§ **Instruction**
Write out all entries word for word.

§ **Dataset records**
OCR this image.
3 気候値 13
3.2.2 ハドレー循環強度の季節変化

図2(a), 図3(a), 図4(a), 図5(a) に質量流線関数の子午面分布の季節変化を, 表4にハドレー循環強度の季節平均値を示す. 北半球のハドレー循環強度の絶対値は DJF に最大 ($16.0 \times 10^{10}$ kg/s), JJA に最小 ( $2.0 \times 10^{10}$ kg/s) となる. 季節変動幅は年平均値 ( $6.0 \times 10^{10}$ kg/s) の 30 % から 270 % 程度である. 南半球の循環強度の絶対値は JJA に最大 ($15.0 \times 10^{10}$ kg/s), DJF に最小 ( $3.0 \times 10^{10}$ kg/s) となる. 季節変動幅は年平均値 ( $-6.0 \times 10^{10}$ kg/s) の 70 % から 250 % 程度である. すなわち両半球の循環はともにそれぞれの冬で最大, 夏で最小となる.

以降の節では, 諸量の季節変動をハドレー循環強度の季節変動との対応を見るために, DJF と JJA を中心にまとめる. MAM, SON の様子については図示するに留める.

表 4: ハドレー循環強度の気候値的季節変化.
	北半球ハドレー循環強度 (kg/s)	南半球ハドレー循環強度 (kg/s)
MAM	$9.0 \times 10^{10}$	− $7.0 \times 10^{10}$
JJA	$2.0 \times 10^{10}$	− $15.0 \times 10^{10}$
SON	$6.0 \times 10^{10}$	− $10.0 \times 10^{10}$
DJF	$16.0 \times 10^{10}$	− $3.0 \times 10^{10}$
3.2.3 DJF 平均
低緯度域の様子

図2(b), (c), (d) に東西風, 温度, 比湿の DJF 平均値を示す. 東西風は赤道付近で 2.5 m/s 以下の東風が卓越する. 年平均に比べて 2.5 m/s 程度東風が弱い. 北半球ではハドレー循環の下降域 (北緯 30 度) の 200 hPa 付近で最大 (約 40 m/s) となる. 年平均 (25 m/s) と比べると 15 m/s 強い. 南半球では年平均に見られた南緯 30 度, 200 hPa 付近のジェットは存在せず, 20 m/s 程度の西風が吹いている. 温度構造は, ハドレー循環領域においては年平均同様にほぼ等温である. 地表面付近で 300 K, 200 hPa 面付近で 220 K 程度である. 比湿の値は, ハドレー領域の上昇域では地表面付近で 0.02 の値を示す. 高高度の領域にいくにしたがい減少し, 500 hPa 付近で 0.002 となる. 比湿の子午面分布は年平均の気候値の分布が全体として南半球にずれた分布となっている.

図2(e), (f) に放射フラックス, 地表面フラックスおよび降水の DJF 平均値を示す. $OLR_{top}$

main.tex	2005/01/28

§ **Reply to the task**
OCR this image.
3 気候値 13
3.2.2 ハドレー循環強度の季節変化

図2(a), 図3(a), 図4(a), 図5(a) に質量流線関数の子午面分布の季節変化を, 表4にハドレー循環強度の季節平均値を示す. 北半球のハドレー循環強度の絶対値は DJF に最大 ($16.0 \times 10^{10}$ kg/s), JJA に最小 ( $2.0 \times 10^{10}$ kg/s) となる. 季節変動幅は年平均値 ( $6.0 \times 10^{10}$ kg/s) の 30 % から 270 % 程度である. 南半球の循環強度の絶対値は JJA に最大 ($15.0 \times 10^{10}$ kg/s), DJF に最小 ( $3.0 \times 10^{10}$ kg/s) となる. 季節変動幅は年平均値 ( $-6.0 \times 10^{10}$ kg/s) の 70 % から 250 % 程度である. すなわち両半球の循環はともにそれぞれの冬で最大, 夏で最小となる.

以降の節では, 諸量の季節変動をハドレー循環強度の季節変動との対応を見るために, DJF と JJA を中心にまとめる. MAM, SON の様子については図示するに留める.

表 4: ハドレー循環強度の気候値的季節変化.
	北半球ハドレー循環強度 (kg/s)	南半球ハドレー循環強度 (kg/s)
MAM	$9.0 \times 10^{10}$	− $7.0 \times 10^{10}$
JJA	$2.0 \times 10^{10}$	− $15.0 \times 10^{10}$
SON	$6.0 \times 10^{10}$	− $10.0 \times 10^{10}$
DJF	$16.0 \times 10^{10}$	− $3.0 \times 10^{10}$
3.2.3 DJF 平均
低緯度域の様子

図2(b), (c), (d) に東西風, 温度, 比湿の DJF 平均値を示す. 東西風は赤道付近で 2.5 m/s 以下の東風が卓越する. 年平均に比べて 2.5 m/s 程度東風が弱い. 北半球ではハドレー循環の下降域 (北緯 30 度) の 200 hPa 付近で最大 (約 40 m/s) となる. 年平均 (25 m/s) と比べると 15 m/s 強い. 南半球では年平均に見られた南緯 30 度, 200 hPa 付近のジェットは存在せず, 20 m/s 程度の西風が吹いている. 温度構造は, ハドレー循環領域においては年平均同様にほぼ等温である. 地表面付近で 300 K, 200 hPa 面付近で 220 K 程度である. 比湿の値は, ハドレー領域の上昇域では地表面付近で 0.02 の値を示す. 高高度の領域にいくにしたがい減少し, 500 hPa 付近で 0.002 となる. 比湿の子午面分布は年平均の気候値の分布が全体として南半球にずれた分布となっている.

図2(e), (f) に放射フラックス, 地表面フラックスおよび降水の DJF 平均値を示す. $OLR_{top}$

main.tex	2005/01/28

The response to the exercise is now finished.